## TO DO
Sift the listing for lines that hold the string "VIII" and pull them out.

-------------------------

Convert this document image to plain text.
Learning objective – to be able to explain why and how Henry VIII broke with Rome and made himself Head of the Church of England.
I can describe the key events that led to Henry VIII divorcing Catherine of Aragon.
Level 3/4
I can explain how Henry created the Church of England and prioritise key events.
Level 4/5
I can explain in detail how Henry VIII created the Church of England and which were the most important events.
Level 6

-------------------------

## RESULT FOR THIS TASK
Learning objective – to be able to explain why and how Henry VIII broke with Rome and made himself Head of the Church of England.
I can describe the key events that led to Henry VIII divorcing Catherine of Aragon.
I can explain in detail how Henry VIII created the Church of England and which were the most important events.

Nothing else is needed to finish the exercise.